> [PROBLEM STATEMENT]: It is required that all of the data be written out exactly.

^^^^

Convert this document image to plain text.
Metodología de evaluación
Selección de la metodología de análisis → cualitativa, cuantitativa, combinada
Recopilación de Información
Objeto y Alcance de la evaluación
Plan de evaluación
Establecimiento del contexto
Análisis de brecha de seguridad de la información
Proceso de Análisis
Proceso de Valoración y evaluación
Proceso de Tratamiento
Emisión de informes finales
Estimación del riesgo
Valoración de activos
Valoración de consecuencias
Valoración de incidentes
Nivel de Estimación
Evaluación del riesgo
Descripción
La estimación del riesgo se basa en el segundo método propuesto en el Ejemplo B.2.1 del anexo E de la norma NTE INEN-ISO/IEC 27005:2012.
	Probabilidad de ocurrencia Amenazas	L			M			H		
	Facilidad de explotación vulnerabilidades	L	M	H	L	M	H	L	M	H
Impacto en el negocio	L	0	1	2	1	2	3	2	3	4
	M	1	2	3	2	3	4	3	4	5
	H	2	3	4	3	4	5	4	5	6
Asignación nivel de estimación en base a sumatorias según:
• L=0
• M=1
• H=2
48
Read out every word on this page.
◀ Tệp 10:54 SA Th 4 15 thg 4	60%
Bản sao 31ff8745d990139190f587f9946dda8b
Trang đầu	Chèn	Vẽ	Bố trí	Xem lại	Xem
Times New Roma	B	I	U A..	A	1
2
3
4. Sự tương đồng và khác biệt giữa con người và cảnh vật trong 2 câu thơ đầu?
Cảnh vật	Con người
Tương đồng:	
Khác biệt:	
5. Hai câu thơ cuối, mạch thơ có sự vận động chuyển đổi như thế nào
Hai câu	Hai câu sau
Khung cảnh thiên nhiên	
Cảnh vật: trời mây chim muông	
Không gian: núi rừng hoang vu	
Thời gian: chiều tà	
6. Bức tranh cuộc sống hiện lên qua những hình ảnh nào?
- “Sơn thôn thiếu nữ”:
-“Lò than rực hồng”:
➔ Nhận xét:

^^^^

> [SOLUTION FOR THIS TASK]:
Convert this document image to plain text.
Metodología de evaluación
Selección de la metodología de análisis → cualitativa, cuantitativa, combinada
Recopilación de Información
Objeto y Alcance de la evaluación
Plan de evaluación
Establecimiento del contexto
Análisis de brecha de seguridad de la información
Proceso de Análisis
Proceso de Valoración y evaluación
Proceso de Tratamiento
Emisión de informes finales
Estimación del riesgo
Valoración de activos
Valoración de consecuencias
Valoración de incidentes
Nivel de Estimación
Evaluación del riesgo
Descripción
La estimación del riesgo se basa en el segundo método propuesto en el Ejemplo B.2.1 del anexo E de la norma NTE INEN-ISO/IEC 27005:2012.
	Probabilidad de ocurrencia Amenazas	L			M			H		
	Facilidad de explotación vulnerabilidades	L	M	H	L	M	H	L	M	H
Impacto en el negocio	L	0	1	2	1	2	3	2	3	4
	M	1	2	3	2	3	4	3	4	5
	H	2	3	4	3	4	5	4	5	6
Asignación nivel de estimación en base a sumatorias según:
• L=0
• M=1
• H=2
48
Read out every word on this page.
◀ Tệp 10:54 SA Th 4 15 thg 4	60%
Bản sao 31ff8745d990139190f587f9946dda8b
Trang đầu	Chèn	Vẽ	Bố trí	Xem lại	Xem
Times New Roma	B	I	U A..	A	1
2
3
4. Sự tương đồng và khác biệt giữa con người và cảnh vật trong 2 câu thơ đầu?
Cảnh vật	Con người
Tương đồng:	
Khác biệt:	
5. Hai câu thơ cuối, mạch thơ có sự vận động chuyển đổi như thế nào
Hai câu	Hai câu sau
Khung cảnh thiên nhiên	
Cảnh vật: trời mây chim muông	
Không gian: núi rừng hoang vu	
Thời gian: chiều tà	
6. Bức tranh cuộc sống hiện lên qua những hình ảnh nào?
- “Sơn thôn thiếu nữ”:
-“Lò than rực hồng”:
➔ Nhận xét:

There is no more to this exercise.